To be done:
Filter the listing and keep only the lines with the word "ナイター券".

-- Start of Supplied material --

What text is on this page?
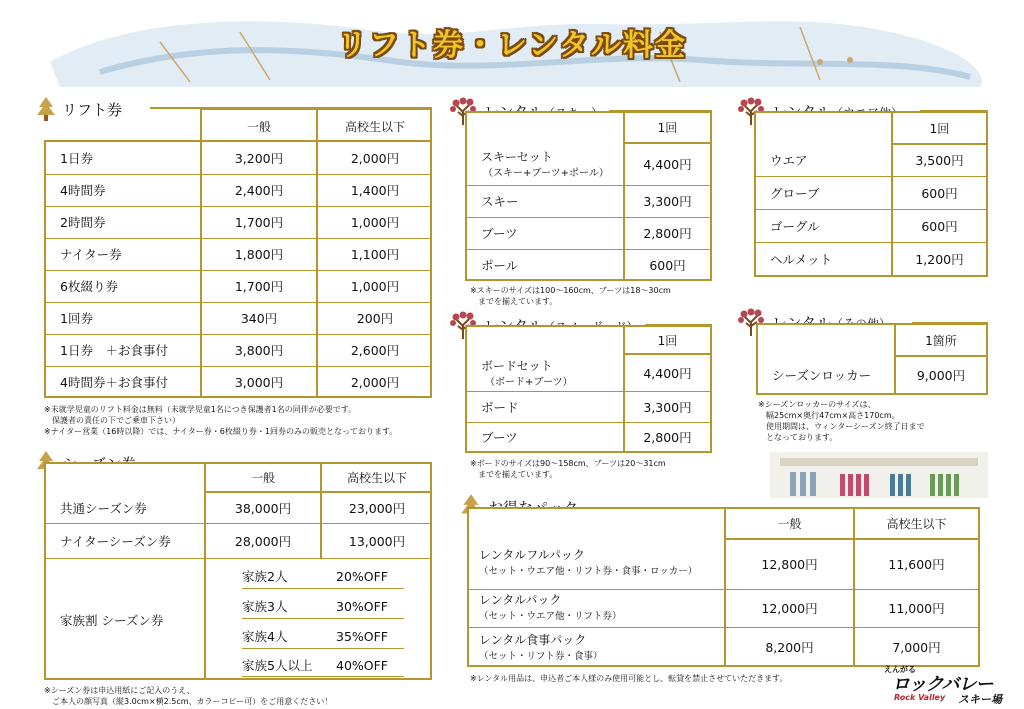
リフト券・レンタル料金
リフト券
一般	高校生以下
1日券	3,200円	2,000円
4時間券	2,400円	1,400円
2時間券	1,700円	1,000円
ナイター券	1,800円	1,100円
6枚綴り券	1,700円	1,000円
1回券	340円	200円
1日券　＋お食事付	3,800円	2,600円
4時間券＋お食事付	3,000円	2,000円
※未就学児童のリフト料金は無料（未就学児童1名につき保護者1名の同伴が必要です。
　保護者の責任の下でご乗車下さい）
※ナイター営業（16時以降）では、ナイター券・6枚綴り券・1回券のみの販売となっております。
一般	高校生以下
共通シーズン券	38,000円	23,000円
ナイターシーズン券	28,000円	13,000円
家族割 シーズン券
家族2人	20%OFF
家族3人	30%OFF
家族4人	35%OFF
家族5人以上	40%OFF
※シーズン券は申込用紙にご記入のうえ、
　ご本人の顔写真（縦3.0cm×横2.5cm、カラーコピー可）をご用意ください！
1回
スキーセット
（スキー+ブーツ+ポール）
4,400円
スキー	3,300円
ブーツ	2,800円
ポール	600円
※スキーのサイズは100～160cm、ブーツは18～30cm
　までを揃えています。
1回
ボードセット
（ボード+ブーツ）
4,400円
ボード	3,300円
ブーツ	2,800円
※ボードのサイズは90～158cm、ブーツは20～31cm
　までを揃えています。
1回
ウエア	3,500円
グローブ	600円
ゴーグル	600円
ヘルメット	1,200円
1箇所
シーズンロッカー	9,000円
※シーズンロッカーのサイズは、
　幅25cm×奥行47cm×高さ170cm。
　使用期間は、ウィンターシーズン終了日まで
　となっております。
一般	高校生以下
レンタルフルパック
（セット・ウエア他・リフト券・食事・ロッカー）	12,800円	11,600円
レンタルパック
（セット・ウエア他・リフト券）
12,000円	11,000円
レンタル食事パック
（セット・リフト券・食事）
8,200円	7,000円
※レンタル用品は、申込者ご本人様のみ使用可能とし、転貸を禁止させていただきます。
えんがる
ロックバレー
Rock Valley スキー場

-- End of Supplied material --

Worked solution:
ナイター券	1,800円	1,100円
※ナイター営業（16時以降）では、ナイター券・6枚綴り券・1回券のみの販売となっております。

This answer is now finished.